Work to do: State how many lines hold the word "label", with no other words.

(Dataset excerpt)
----------
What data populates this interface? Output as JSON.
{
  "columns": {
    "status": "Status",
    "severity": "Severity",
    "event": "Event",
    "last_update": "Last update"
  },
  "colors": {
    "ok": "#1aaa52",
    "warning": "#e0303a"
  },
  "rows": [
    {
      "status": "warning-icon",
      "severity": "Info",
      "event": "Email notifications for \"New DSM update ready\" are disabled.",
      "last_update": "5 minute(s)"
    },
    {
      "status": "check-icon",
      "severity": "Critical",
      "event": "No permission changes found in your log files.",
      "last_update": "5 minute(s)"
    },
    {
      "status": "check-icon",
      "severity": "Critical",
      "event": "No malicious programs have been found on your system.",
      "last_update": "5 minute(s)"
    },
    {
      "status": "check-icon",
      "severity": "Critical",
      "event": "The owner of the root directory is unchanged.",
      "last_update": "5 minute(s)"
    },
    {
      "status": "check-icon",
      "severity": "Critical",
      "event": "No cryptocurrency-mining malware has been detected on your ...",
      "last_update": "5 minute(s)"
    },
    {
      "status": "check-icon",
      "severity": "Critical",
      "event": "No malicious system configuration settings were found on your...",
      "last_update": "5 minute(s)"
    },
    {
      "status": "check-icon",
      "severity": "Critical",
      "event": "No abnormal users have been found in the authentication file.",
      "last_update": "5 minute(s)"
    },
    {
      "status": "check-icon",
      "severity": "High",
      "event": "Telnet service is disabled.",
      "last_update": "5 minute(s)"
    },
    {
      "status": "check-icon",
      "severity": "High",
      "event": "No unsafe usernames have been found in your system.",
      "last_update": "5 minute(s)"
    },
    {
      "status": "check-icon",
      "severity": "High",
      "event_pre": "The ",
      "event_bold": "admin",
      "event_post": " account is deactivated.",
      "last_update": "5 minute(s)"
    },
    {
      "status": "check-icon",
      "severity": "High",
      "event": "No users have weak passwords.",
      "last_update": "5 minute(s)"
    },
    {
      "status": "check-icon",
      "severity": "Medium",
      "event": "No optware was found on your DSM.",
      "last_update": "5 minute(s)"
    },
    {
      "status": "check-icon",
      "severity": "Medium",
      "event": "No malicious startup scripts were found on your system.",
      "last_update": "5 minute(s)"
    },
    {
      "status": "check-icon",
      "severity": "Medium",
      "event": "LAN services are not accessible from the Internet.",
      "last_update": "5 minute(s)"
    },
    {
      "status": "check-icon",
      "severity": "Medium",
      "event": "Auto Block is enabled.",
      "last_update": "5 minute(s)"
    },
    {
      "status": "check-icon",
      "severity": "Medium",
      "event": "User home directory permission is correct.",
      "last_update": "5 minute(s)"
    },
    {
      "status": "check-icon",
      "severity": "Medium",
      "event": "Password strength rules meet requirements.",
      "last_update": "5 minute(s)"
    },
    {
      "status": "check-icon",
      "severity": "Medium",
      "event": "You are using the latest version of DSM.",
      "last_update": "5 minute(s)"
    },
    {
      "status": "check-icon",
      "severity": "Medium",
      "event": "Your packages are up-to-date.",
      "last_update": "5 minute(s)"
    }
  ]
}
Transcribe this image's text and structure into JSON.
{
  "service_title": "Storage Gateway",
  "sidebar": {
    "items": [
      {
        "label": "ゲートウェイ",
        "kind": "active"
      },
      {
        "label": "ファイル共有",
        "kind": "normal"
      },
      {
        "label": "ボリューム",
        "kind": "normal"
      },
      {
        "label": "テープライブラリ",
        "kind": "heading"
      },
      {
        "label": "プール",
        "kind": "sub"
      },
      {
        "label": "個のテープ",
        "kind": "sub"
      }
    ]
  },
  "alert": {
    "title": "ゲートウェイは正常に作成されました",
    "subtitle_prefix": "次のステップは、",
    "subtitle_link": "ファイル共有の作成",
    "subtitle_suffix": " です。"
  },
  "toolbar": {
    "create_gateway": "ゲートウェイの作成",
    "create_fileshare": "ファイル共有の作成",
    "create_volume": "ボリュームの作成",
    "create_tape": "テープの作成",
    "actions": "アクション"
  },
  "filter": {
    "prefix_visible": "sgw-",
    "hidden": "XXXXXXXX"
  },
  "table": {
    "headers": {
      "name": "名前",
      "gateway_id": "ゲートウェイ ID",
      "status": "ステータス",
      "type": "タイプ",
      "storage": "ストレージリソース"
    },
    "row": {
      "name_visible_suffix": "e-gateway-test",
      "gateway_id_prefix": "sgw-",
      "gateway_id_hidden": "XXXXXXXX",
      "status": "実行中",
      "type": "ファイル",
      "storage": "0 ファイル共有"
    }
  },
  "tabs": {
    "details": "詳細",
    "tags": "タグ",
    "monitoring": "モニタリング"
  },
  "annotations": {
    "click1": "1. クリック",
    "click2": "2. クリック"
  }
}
----------
Exercise response: 6